"""

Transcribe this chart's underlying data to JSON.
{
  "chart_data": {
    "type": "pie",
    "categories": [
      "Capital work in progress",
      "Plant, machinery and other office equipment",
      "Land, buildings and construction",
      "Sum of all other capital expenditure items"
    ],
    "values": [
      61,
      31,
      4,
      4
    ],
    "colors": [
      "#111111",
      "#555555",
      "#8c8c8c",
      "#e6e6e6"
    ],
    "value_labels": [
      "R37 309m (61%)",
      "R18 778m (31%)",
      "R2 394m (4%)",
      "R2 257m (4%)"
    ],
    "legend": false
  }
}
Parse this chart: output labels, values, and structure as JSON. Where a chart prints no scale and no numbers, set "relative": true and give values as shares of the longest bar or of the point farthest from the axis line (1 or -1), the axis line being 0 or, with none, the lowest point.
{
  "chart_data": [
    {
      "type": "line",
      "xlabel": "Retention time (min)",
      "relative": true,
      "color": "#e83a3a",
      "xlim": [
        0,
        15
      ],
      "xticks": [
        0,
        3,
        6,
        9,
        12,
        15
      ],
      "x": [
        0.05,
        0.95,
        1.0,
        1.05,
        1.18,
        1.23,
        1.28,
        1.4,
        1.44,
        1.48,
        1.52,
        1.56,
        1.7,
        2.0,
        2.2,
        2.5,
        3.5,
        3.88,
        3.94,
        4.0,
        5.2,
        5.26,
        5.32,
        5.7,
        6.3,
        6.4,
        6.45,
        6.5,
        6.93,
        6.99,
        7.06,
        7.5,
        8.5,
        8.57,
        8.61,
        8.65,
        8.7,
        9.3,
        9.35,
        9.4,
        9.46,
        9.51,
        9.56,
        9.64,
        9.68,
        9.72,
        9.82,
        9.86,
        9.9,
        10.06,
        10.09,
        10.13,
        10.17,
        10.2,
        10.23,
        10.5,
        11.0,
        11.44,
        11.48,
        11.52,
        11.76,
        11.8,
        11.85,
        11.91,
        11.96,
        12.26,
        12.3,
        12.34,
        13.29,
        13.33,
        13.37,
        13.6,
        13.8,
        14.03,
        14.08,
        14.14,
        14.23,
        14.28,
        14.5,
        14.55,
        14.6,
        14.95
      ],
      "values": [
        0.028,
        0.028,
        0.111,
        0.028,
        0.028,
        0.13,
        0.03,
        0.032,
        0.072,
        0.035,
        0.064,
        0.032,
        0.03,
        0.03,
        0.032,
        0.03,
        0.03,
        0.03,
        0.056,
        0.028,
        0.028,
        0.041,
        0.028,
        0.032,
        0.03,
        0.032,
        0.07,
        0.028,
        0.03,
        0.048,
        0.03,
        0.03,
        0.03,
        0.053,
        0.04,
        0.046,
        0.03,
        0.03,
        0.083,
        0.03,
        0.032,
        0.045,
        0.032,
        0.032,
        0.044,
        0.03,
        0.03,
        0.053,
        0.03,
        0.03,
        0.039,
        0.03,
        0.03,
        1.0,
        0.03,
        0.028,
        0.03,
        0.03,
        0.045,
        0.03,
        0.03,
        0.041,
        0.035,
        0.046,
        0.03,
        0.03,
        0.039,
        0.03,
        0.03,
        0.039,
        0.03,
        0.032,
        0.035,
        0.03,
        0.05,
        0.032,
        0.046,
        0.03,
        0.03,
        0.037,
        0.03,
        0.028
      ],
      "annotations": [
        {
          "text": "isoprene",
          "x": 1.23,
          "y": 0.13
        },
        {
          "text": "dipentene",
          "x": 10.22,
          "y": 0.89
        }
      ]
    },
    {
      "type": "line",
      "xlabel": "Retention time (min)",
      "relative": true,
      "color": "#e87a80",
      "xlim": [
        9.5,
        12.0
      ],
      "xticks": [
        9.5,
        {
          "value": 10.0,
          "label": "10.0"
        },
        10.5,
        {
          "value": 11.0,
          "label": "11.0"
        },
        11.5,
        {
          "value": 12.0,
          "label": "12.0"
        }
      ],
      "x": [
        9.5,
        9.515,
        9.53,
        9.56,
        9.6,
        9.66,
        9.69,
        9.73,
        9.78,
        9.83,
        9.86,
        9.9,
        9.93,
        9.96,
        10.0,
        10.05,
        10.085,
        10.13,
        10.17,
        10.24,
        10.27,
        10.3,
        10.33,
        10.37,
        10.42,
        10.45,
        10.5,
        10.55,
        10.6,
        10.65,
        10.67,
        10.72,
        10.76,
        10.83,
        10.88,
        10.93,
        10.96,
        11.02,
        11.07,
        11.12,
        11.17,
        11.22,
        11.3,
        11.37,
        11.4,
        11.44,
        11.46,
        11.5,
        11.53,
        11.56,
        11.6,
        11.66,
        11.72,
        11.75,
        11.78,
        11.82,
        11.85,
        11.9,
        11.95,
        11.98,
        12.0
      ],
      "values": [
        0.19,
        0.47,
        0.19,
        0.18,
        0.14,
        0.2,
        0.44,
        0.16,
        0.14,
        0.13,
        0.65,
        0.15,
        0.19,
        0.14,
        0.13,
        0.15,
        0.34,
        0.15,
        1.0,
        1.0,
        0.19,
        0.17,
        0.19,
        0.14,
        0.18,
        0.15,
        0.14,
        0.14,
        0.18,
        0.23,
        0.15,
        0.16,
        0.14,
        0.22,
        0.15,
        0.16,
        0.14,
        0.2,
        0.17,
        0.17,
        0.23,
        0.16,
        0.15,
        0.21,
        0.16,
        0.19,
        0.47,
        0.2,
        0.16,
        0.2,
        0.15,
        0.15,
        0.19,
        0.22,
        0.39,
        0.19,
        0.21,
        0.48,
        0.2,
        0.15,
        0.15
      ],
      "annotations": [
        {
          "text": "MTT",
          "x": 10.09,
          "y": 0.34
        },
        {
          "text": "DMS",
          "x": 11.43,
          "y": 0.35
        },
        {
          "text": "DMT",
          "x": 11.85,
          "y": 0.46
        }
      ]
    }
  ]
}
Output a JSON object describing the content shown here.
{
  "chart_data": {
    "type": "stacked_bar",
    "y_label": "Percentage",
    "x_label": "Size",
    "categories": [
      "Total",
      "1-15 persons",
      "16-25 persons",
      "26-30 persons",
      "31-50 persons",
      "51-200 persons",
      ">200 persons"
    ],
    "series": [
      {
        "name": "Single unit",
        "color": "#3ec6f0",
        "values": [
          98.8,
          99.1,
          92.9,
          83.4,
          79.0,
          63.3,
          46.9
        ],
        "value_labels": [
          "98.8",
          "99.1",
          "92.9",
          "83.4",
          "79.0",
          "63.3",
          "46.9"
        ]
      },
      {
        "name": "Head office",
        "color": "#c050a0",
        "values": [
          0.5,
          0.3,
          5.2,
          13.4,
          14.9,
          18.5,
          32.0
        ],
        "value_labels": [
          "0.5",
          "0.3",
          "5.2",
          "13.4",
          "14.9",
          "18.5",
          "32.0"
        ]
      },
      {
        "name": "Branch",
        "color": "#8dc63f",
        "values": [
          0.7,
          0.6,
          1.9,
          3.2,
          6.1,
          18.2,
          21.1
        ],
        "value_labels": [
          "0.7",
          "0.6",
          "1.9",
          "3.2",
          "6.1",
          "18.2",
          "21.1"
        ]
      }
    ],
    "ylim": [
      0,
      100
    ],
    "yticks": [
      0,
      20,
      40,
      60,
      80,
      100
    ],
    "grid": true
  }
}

"""

▸ **THE TASK**
Every entry above needs to be quoted exactly.

▸ **ANSWER TO THE PROBLEM**
Transcribe this chart's underlying data to JSON.
{
  "chart_data": {
    "type": "pie",
    "categories": [
      "Capital work in progress",
      "Plant, machinery and other office equipment",
      "Land, buildings and construction",
      "Sum of all other capital expenditure items"
    ],
    "values": [
      61,
      31,
      4,
      4
    ],
    "colors": [
      "#111111",
      "#555555",
      "#8c8c8c",
      "#e6e6e6"
    ],
    "value_labels": [
      "R37 309m (61%)",
      "R18 778m (31%)",
      "R2 394m (4%)",
      "R2 257m (4%)"
    ],
    "legend": false
  }
}
Parse this chart: output labels, values, and structure as JSON. Where a chart prints no scale and no numbers, set "relative": true and give values as shares of the longest bar or of the point farthest from the axis line (1 or -1), the axis line being 0 or, with none, the lowest point.
{
  "chart_data": [
    {
      "type": "line",
      "xlabel": "Retention time (min)",
      "relative": true,
      "color": "#e83a3a",
      "xlim": [
        0,
        15
      ],
      "xticks": [
        0,
        3,
        6,
        9,
        12,
        15
      ],
      "x": [
        0.05,
        0.95,
        1.0,
        1.05,
        1.18,
        1.23,
        1.28,
        1.4,
        1.44,
        1.48,
        1.52,
        1.56,
        1.7,
        2.0,
        2.2,
        2.5,
        3.5,
        3.88,
        3.94,
        4.0,
        5.2,
        5.26,
        5.32,
        5.7,
        6.3,
        6.4,
        6.45,
        6.5,
        6.93,
        6.99,
        7.06,
        7.5,
        8.5,
        8.57,
        8.61,
        8.65,
        8.7,
        9.3,
        9.35,
        9.4,
        9.46,
        9.51,
        9.56,
        9.64,
        9.68,
        9.72,
        9.82,
        9.86,
        9.9,
        10.06,
        10.09,
        10.13,
        10.17,
        10.2,
        10.23,
        10.5,
        11.0,
        11.44,
        11.48,
        11.52,
        11.76,
        11.8,
        11.85,
        11.91,
        11.96,
        12.26,
        12.3,
        12.34,
        13.29,
        13.33,
        13.37,
        13.6,
        13.8,
        14.03,
        14.08,
        14.14,
        14.23,
        14.28,
        14.5,
        14.55,
        14.6,
        14.95
      ],
      "values": [
        0.028,
        0.028,
        0.111,
        0.028,
        0.028,
        0.13,
        0.03,
        0.032,
        0.072,
        0.035,
        0.064,
        0.032,
        0.03,
        0.03,
        0.032,
        0.03,
        0.03,
        0.03,
        0.056,
        0.028,
        0.028,
        0.041,
        0.028,
        0.032,
        0.03,
        0.032,
        0.07,
        0.028,
        0.03,
        0.048,
        0.03,
        0.03,
        0.03,
        0.053,
        0.04,
        0.046,
        0.03,
        0.03,
        0.083,
        0.03,
        0.032,
        0.045,
        0.032,
        0.032,
        0.044,
        0.03,
        0.03,
        0.053,
        0.03,
        0.03,
        0.039,
        0.03,
        0.03,
        1.0,
        0.03,
        0.028,
        0.03,
        0.03,
        0.045,
        0.03,
        0.03,
        0.041,
        0.035,
        0.046,
        0.03,
        0.03,
        0.039,
        0.03,
        0.03,
        0.039,
        0.03,
        0.032,
        0.035,
        0.03,
        0.05,
        0.032,
        0.046,
        0.03,
        0.03,
        0.037,
        0.03,
        0.028
      ],
      "annotations": [
        {
          "text": "isoprene",
          "x": 1.23,
          "y": 0.13
        },
        {
          "text": "dipentene",
          "x": 10.22,
          "y": 0.89
        }
      ]
    },
    {
      "type": "line",
      "xlabel": "Retention time (min)",
      "relative": true,
      "color": "#e87a80",
      "xlim": [
        9.5,
        12.0
      ],
      "xticks": [
        9.5,
        {
          "value": 10.0,
          "label": "10.0"
        },
        10.5,
        {
          "value": 11.0,
          "label": "11.0"
        },
        11.5,
        {
          "value": 12.0,
          "label": "12.0"
        }
      ],
      "x": [
        9.5,
        9.515,
        9.53,
        9.56,
        9.6,
        9.66,
        9.69,
        9.73,
        9.78,
        9.83,
        9.86,
        9.9,
        9.93,
        9.96,
        10.0,
        10.05,
        10.085,
        10.13,
        10.17,
        10.24,
        10.27,
        10.3,
        10.33,
        10.37,
        10.42,
        10.45,
        10.5,
        10.55,
        10.6,
        10.65,
        10.67,
        10.72,
        10.76,
        10.83,
        10.88,
        10.93,
        10.96,
        11.02,
        11.07,
        11.12,
        11.17,
        11.22,
        11.3,
        11.37,
        11.4,
        11.44,
        11.46,
        11.5,
        11.53,
        11.56,
        11.6,
        11.66,
        11.72,
        11.75,
        11.78,
        11.82,
        11.85,
        11.9,
        11.95,
        11.98,
        12.0
      ],
      "values": [
        0.19,
        0.47,
        0.19,
        0.18,
        0.14,
        0.2,
        0.44,
        0.16,
        0.14,
        0.13,
        0.65,
        0.15,
        0.19,
        0.14,
        0.13,
        0.15,
        0.34,
        0.15,
        1.0,
        1.0,
        0.19,
        0.17,
        0.19,
        0.14,
        0.18,
        0.15,
        0.14,
        0.14,
        0.18,
        0.23,
        0.15,
        0.16,
        0.14,
        0.22,
        0.15,
        0.16,
        0.14,
        0.2,
        0.17,
        0.17,
        0.23,
        0.16,
        0.15,
        0.21,
        0.16,
        0.19,
        0.47,
        0.2,
        0.16,
        0.2,
        0.15,
        0.15,
        0.19,
        0.22,
        0.39,
        0.19,
        0.21,
        0.48,
        0.2,
        0.15,
        0.15
      ],
      "annotations": [
        {
          "text": "MTT",
          "x": 10.09,
          "y": 0.34
        },
        {
          "text": "DMS",
          "x": 11.43,
          "y": 0.35
        },
        {
          "text": "DMT",
          "x": 11.85,
          "y": 0.46
        }
      ]
    }
  ]
}
Output a JSON object describing the content shown here.
{
  "chart_data": {
    "type": "stacked_bar",
    "y_label": "Percentage",
    "x_label": "Size",
    "categories": [
      "Total",
      "1-15 persons",
      "16-25 persons",
      "26-30 persons",
      "31-50 persons",
      "51-200 persons",
      ">200 persons"
    ],
    "series": [
      {
        "name": "Single unit",
        "color": "#3ec6f0",
        "values": [
          98.8,
          99.1,
          92.9,
          83.4,
          79.0,
          63.3,
          46.9
        ],
        "value_labels": [
          "98.8",
          "99.1",
          "92.9",
          "83.4",
          "79.0",
          "63.3",
          "46.9"
        ]
      },
      {
        "name": "Head office",
        "color": "#c050a0",
        "values": [
          0.5,
          0.3,
          5.2,
          13.4,
          14.9,
          18.5,
          32.0
        ],
        "value_labels": [
          "0.5",
          "0.3",
          "5.2",
          "13.4",
          "14.9",
          "18.5",
          "32.0"
        ]
      },
      {
        "name": "Branch",
        "color": "#8dc63f",
        "values": [
          0.7,
          0.6,
          1.9,
          3.2,
          6.1,
          18.2,
          21.1
        ],
        "value_labels": [
          "0.7",
          "0.6",
          "1.9",
          "3.2",
          "6.1",
          "18.2",
          "21.1"
        ]
      }
    ],
    "ylim": [
      0,
      100
    ],
    "yticks": [
      0,
      20,
      40,
      60,
      80,
      100
    ],
    "grid": true
  }
}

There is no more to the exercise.